▼

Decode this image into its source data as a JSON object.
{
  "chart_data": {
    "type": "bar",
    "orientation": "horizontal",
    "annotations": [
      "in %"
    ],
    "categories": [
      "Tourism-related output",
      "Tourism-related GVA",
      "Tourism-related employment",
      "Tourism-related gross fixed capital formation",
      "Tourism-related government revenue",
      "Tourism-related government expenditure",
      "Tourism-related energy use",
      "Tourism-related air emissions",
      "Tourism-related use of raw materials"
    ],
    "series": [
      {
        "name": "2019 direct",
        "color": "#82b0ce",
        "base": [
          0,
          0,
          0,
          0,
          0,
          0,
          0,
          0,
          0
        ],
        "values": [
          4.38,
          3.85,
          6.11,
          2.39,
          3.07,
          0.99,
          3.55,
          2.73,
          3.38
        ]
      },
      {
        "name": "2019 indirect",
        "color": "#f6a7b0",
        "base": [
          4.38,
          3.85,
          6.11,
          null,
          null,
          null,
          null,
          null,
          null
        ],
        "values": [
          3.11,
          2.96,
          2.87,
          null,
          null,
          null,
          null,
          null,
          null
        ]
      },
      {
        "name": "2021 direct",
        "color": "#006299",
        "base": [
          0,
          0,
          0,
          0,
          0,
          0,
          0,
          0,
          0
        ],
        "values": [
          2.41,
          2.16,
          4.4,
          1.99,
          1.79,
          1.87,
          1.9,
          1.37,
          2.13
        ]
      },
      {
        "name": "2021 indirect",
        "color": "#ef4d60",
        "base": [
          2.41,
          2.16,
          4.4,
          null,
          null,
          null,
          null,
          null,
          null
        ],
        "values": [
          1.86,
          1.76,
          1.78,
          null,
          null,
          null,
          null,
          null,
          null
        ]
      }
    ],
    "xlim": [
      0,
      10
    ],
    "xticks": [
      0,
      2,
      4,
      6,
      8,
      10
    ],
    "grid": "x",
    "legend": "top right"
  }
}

▲

WRITTEN INSTRUCTION
Produce an exact copy of all the records.

FINISHED EXERCISE
Decode this image into its source data as a JSON object.
{
  "chart_data": {
    "type": "bar",
    "orientation": "horizontal",
    "annotations": [
      "in %"
    ],
    "categories": [
      "Tourism-related output",
      "Tourism-related GVA",
      "Tourism-related employment",
      "Tourism-related gross fixed capital formation",
      "Tourism-related government revenue",
      "Tourism-related government expenditure",
      "Tourism-related energy use",
      "Tourism-related air emissions",
      "Tourism-related use of raw materials"
    ],
    "series": [
      {
        "name": "2019 direct",
        "color": "#82b0ce",
        "base": [
          0,
          0,
          0,
          0,
          0,
          0,
          0,
          0,
          0
        ],
        "values": [
          4.38,
          3.85,
          6.11,
          2.39,
          3.07,
          0.99,
          3.55,
          2.73,
          3.38
        ]
      },
      {
        "name": "2019 indirect",
        "color": "#f6a7b0",
        "base": [
          4.38,
          3.85,
          6.11,
          null,
          null,
          null,
          null,
          null,
          null
        ],
        "values": [
          3.11,
          2.96,
          2.87,
          null,
          null,
          null,
          null,
          null,
          null
        ]
      },
      {
        "name": "2021 direct",
        "color": "#006299",
        "base": [
          0,
          0,
          0,
          0,
          0,
          0,
          0,
          0,
          0
        ],
        "values": [
          2.41,
          2.16,
          4.4,
          1.99,
          1.79,
          1.87,
          1.9,
          1.37,
          2.13
        ]
      },
      {
        "name": "2021 indirect",
        "color": "#ef4d60",
        "base": [
          2.41,
          2.16,
          4.4,
          null,
          null,
          null,
          null,
          null,
          null
        ],
        "values": [
          1.86,
          1.76,
          1.78,
          null,
          null,
          null,
          null,
          null,
          null
        ]
      }
    ],
    "xlim": [
      0,
      10
    ],
    "xticks": [
      0,
      2,
      4,
      6,
      8,
      10
    ],
    "grid": "x",
    "legend": "top right"
  }
}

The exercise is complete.